# EXERCISE DESCRIPTION
Give an exact transcription of every line, dropping the images.

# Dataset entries
____________
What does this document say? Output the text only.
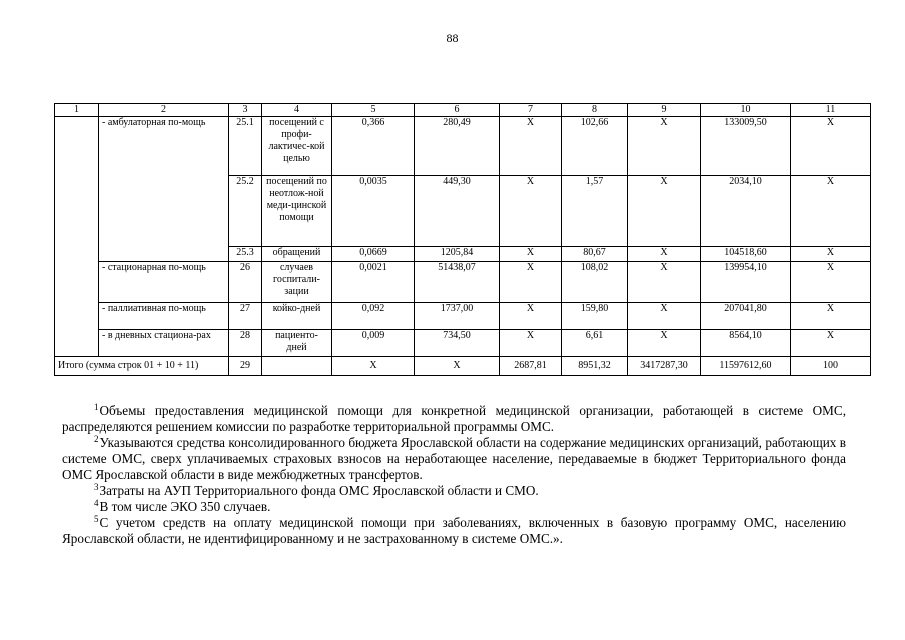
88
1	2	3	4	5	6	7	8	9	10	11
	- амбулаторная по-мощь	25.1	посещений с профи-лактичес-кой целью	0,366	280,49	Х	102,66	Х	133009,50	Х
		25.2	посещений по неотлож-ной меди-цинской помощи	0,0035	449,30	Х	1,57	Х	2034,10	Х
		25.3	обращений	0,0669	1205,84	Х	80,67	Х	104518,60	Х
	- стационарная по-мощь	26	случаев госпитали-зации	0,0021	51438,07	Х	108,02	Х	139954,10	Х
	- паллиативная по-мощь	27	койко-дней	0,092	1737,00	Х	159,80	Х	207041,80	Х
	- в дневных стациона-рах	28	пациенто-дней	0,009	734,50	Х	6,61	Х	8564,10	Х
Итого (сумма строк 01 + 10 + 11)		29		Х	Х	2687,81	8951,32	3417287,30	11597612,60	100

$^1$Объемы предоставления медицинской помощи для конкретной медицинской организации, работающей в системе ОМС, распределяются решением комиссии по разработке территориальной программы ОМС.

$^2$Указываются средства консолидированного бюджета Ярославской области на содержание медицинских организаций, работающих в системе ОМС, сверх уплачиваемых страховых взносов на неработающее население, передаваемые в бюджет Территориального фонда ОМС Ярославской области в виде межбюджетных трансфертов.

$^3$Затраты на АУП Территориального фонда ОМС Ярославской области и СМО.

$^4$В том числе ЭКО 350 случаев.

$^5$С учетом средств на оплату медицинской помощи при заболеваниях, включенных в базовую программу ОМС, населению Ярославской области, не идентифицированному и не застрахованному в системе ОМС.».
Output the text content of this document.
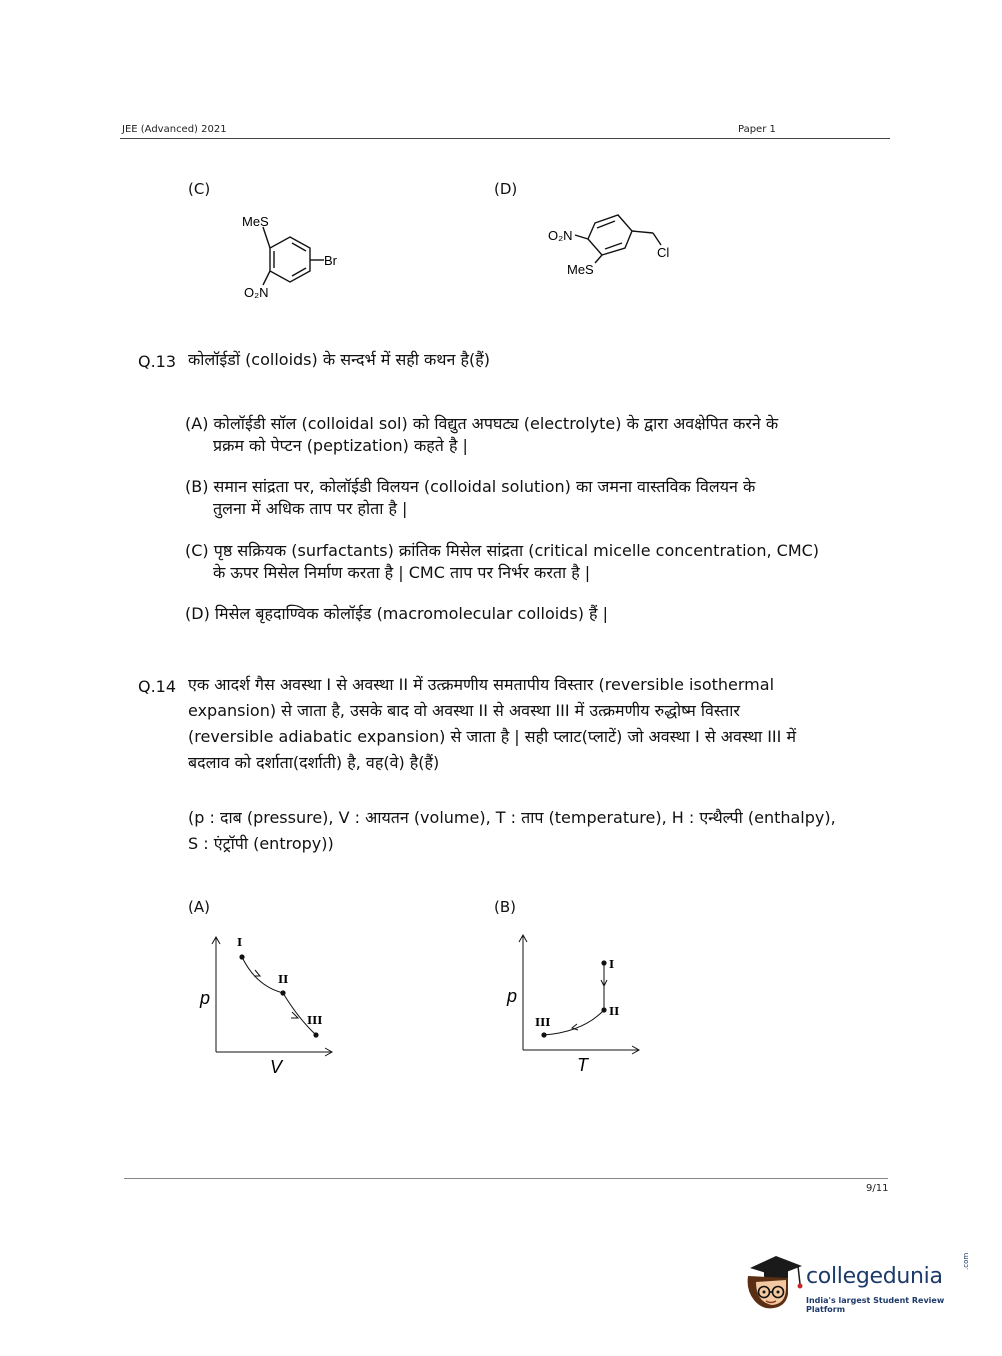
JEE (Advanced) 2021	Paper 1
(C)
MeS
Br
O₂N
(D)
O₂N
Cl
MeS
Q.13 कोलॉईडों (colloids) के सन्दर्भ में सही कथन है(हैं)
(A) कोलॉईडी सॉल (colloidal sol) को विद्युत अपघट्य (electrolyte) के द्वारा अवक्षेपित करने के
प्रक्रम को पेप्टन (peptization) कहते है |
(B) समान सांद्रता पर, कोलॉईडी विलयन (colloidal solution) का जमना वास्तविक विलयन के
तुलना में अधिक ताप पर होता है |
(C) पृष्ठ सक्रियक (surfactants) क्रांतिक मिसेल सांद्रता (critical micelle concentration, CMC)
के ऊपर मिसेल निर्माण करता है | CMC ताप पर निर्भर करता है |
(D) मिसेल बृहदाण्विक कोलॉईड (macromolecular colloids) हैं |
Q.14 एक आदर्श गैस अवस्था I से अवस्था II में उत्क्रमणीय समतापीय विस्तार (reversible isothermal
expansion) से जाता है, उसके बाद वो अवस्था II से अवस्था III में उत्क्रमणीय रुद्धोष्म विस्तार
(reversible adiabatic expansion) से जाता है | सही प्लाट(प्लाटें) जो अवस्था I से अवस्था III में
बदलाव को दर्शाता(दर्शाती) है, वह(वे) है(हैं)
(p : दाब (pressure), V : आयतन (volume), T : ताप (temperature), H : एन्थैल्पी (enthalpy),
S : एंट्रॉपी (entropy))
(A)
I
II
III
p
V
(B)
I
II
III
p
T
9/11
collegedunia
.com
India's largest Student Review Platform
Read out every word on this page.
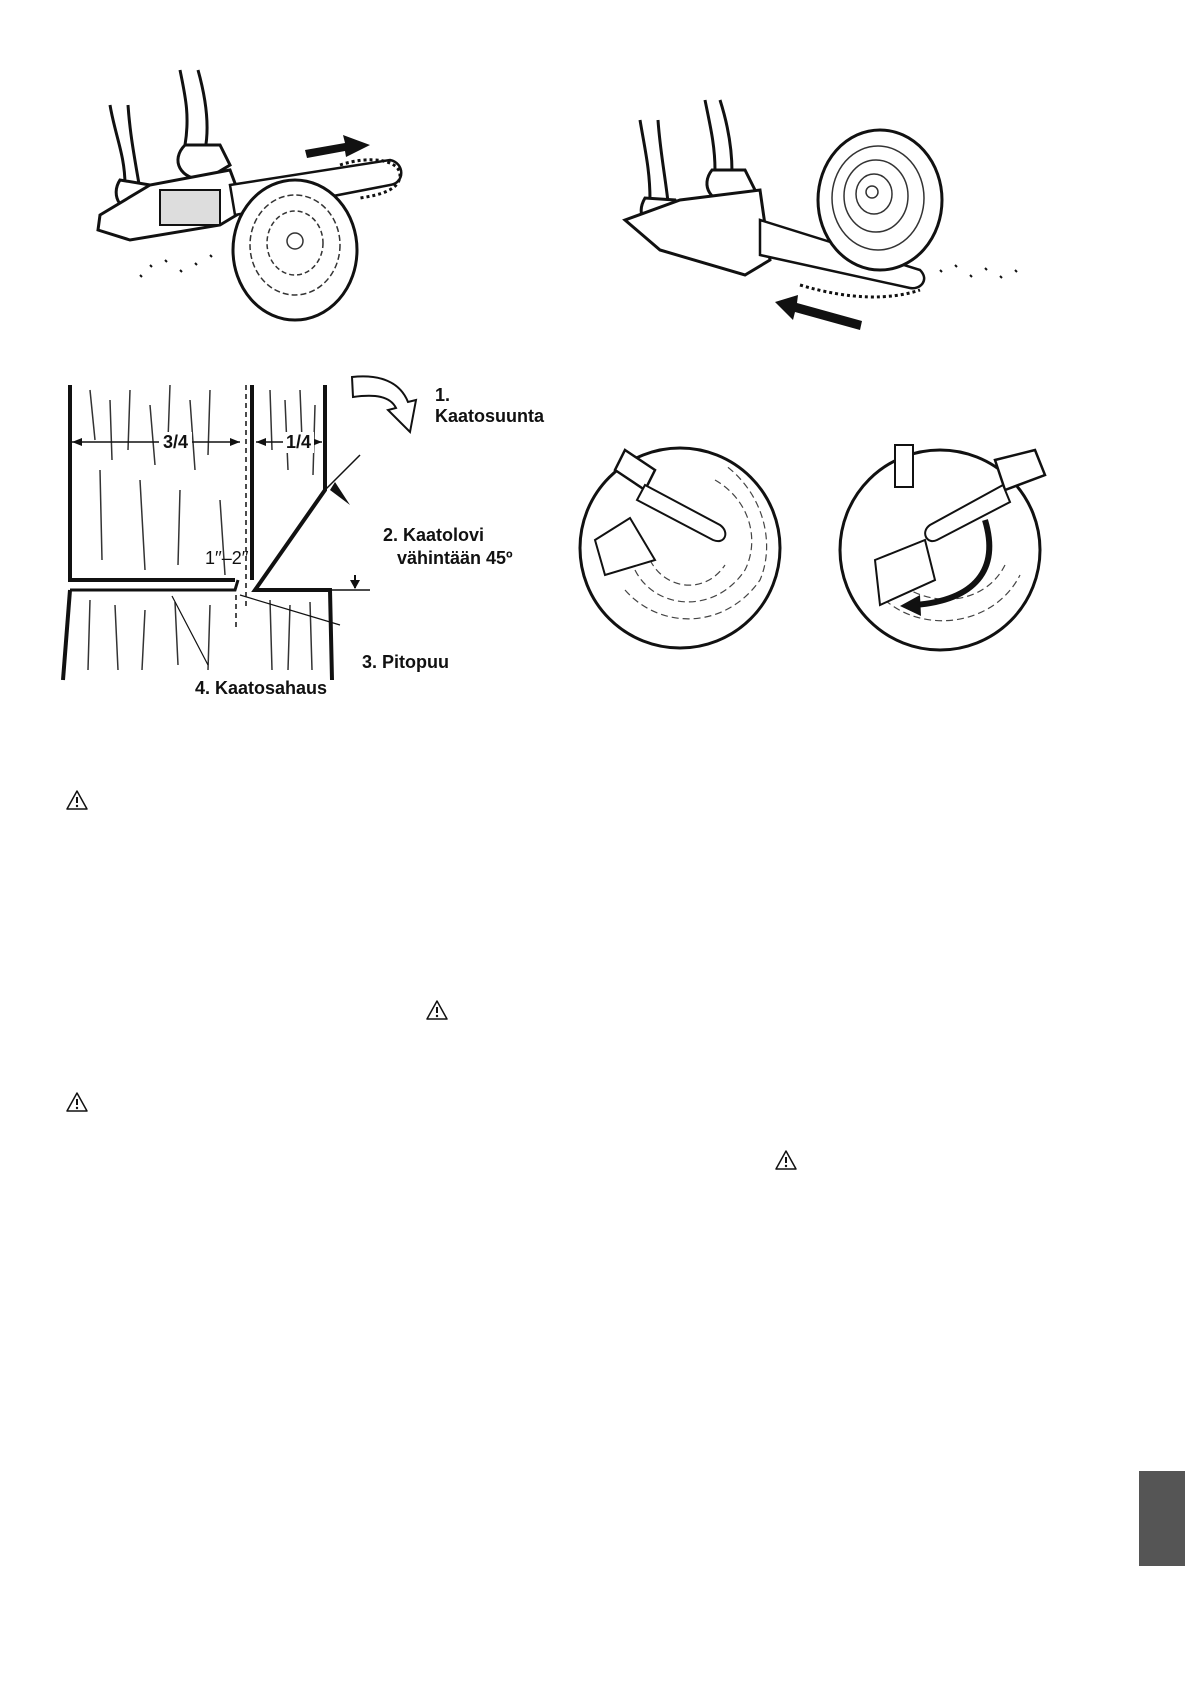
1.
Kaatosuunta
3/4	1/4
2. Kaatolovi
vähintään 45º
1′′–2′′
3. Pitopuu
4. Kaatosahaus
____________
# RESPONSE TO THIS EXERCISE
What does this document say? Output the text only.
88
1	2	3	4	5	6	7	8	9	10	11
	- амбулаторная по-мощь	25.1	посещений с профи-лактичес-кой целью	0,366	280,49	Х	102,66	Х	133009,50	Х
		25.2	посещений по неотлож-ной меди-цинской помощи	0,0035	449,30	Х	1,57	Х	2034,10	Х
		25.3	обращений	0,0669	1205,84	Х	80,67	Х	104518,60	Х
	- стационарная по-мощь	26	случаев госпитали-зации	0,0021	51438,07	Х	108,02	Х	139954,10	Х
	- паллиативная по-мощь	27	койко-дней	0,092	1737,00	Х	159,80	Х	207041,80	Х
	- в дневных стациона-рах	28	пациенто-дней	0,009	734,50	Х	6,61	Х	8564,10	Х
Итого (сумма строк 01 + 10 + 11)		29		Х	Х	2687,81	8951,32	3417287,30	11597612,60	100

$^1$Объемы предоставления медицинской помощи для конкретной медицинской организации, работающей в системе ОМС, распределяются решением комиссии по разработке территориальной программы ОМС.

$^2$Указываются средства консолидированного бюджета Ярославской области на содержание медицинских организаций, работающих в системе ОМС, сверх уплачиваемых страховых взносов на неработающее население, передаваемые в бюджет Территориального фонда ОМС Ярославской области в виде межбюджетных трансфертов.

$^3$Затраты на АУП Территориального фонда ОМС Ярославской области и СМО.

$^4$В том числе ЭКО 350 случаев.

$^5$С учетом средств на оплату медицинской помощи при заболеваниях, включенных в базовую программу ОМС, населению Ярославской области, не идентифицированному и не застрахованному в системе ОМС.».
Output the text content of this document.
JEE (Advanced) 2021	Paper 1
(C)
MeS
Br
O₂N
(D)
O₂N
Cl
MeS
Q.13 कोलॉईडों (colloids) के सन्दर्भ में सही कथन है(हैं)
(A) कोलॉईडी सॉल (colloidal sol) को विद्युत अपघट्य (electrolyte) के द्वारा अवक्षेपित करने के
प्रक्रम को पेप्टन (peptization) कहते है |
(B) समान सांद्रता पर, कोलॉईडी विलयन (colloidal solution) का जमना वास्तविक विलयन के
तुलना में अधिक ताप पर होता है |
(C) पृष्ठ सक्रियक (surfactants) क्रांतिक मिसेल सांद्रता (critical micelle concentration, CMC)
के ऊपर मिसेल निर्माण करता है | CMC ताप पर निर्भर करता है |
(D) मिसेल बृहदाण्विक कोलॉईड (macromolecular colloids) हैं |
Q.14 एक आदर्श गैस अवस्था I से अवस्था II में उत्क्रमणीय समतापीय विस्तार (reversible isothermal
expansion) से जाता है, उसके बाद वो अवस्था II से अवस्था III में उत्क्रमणीय रुद्धोष्म विस्तार
(reversible adiabatic expansion) से जाता है | सही प्लाट(प्लाटें) जो अवस्था I से अवस्था III में
बदलाव को दर्शाता(दर्शाती) है, वह(वे) है(हैं)
(p : दाब (pressure), V : आयतन (volume), T : ताप (temperature), H : एन्थैल्पी (enthalpy),
S : एंट्रॉपी (entropy))
(A)
I
II
III
p
V
(B)
I
II
III
p
T
9/11
collegedunia
.com
India's largest Student Review Platform
Read out every word on this page.
1.
Kaatosuunta
3/4	1/4
2. Kaatolovi
vähintään 45º
1′′–2′′
3. Pitopuu
4. Kaatosahaus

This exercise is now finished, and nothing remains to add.